* Start EXERCISE MATERIALS *

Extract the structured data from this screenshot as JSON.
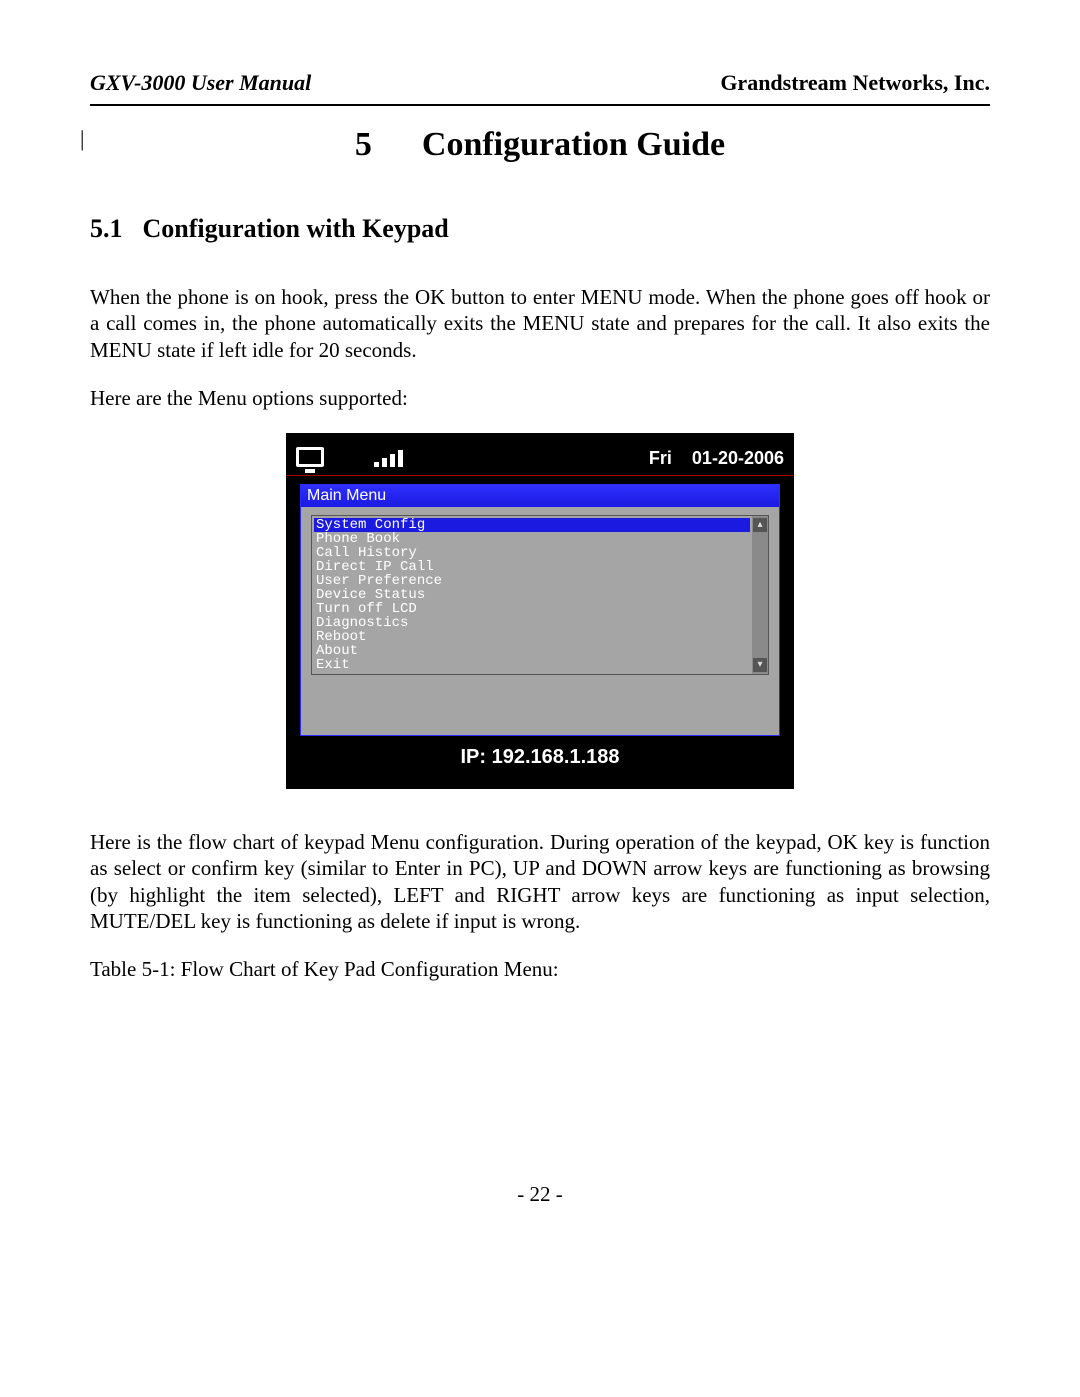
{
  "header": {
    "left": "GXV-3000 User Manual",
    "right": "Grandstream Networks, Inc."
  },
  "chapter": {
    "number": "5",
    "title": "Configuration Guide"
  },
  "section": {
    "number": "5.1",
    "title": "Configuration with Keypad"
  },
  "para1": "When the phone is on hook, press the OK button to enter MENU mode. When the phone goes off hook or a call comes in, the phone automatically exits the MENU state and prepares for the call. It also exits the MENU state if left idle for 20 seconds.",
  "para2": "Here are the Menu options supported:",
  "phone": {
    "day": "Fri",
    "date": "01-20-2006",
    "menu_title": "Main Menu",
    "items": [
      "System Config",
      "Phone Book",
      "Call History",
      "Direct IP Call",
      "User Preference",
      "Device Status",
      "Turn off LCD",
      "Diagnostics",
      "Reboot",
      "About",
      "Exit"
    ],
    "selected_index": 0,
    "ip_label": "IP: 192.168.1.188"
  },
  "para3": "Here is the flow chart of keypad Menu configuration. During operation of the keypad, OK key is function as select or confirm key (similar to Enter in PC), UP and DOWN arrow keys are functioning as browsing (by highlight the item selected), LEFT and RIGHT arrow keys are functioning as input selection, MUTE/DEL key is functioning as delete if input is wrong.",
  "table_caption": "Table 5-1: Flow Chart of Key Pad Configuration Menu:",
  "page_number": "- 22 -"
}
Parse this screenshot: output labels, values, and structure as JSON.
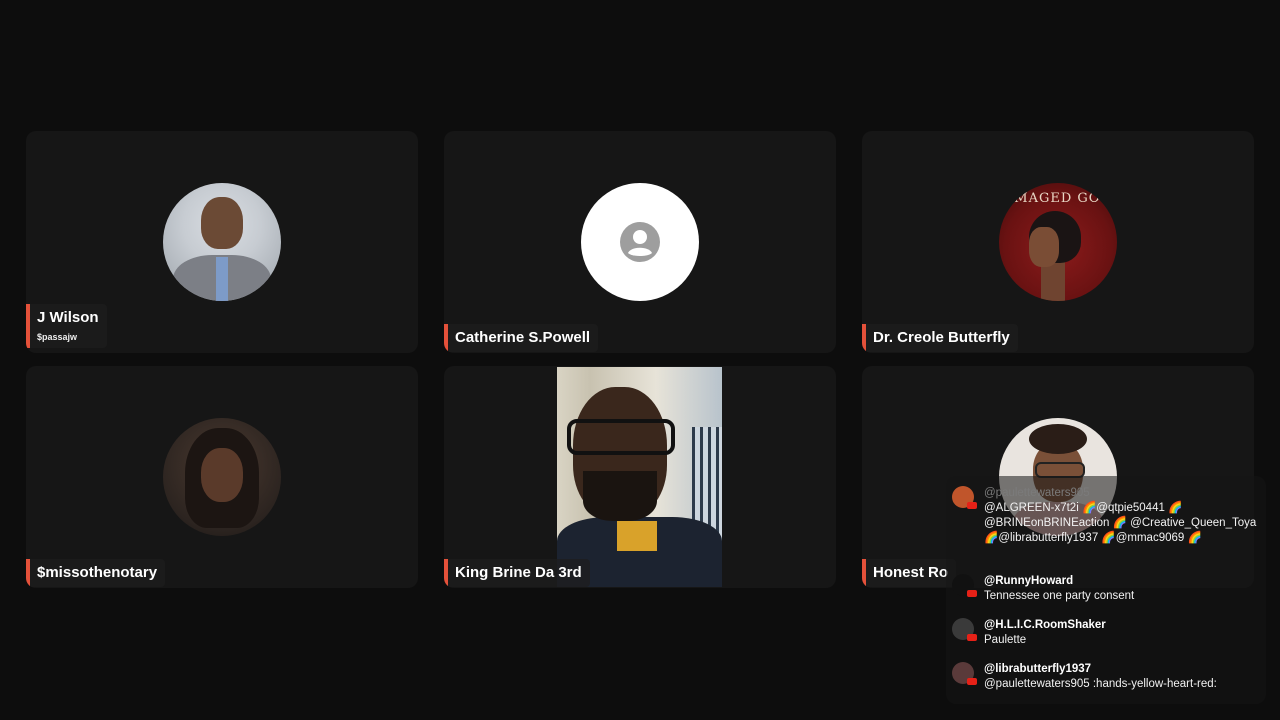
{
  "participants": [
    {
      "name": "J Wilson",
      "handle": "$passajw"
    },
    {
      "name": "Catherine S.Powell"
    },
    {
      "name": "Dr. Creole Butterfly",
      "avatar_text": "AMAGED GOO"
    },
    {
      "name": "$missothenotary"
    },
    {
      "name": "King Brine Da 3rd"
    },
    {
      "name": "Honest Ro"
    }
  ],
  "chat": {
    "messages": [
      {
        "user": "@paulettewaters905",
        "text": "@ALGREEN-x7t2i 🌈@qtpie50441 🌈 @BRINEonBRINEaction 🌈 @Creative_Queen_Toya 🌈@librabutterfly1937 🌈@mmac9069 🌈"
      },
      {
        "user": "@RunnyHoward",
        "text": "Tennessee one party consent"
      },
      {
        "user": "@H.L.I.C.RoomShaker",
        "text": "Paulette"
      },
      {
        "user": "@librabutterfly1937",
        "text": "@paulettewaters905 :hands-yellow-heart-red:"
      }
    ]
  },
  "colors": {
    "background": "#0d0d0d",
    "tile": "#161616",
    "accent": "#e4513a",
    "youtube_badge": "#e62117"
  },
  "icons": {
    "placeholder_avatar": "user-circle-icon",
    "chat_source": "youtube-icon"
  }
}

* End EXERCISE MATERIALS *

> [PROBLEM REQUIREMENTS]: Starting with the line that contains "Parse this screenshot: output", reproduce every line down to the end of the listing above, both endpoints included. Pictures stay out.

> [COMPLETED EXERCISE]:
Parse this screenshot: output labels, values, and structure as JSON.
{
  "participants": [
    {
      "name": "J Wilson",
      "handle": "$passajw"
    },
    {
      "name": "Catherine S.Powell"
    },
    {
      "name": "Dr. Creole Butterfly",
      "avatar_text": "AMAGED GOO"
    },
    {
      "name": "$missothenotary"
    },
    {
      "name": "King Brine Da 3rd"
    },
    {
      "name": "Honest Ro"
    }
  ],
  "chat": {
    "messages": [
      {
        "user": "@paulettewaters905",
        "text": "@ALGREEN-x7t2i 🌈@qtpie50441 🌈 @BRINEonBRINEaction 🌈 @Creative_Queen_Toya 🌈@librabutterfly1937 🌈@mmac9069 🌈"
      },
      {
        "user": "@RunnyHoward",
        "text": "Tennessee one party consent"
      },
      {
        "user": "@H.L.I.C.RoomShaker",
        "text": "Paulette"
      },
      {
        "user": "@librabutterfly1937",
        "text": "@paulettewaters905 :hands-yellow-heart-red:"
      }
    ]
  },
  "colors": {
    "background": "#0d0d0d",
    "tile": "#161616",
    "accent": "#e4513a",
    "youtube_badge": "#e62117"
  },
  "icons": {
    "placeholder_avatar": "user-circle-icon",
    "chat_source": "youtube-icon"
  }
}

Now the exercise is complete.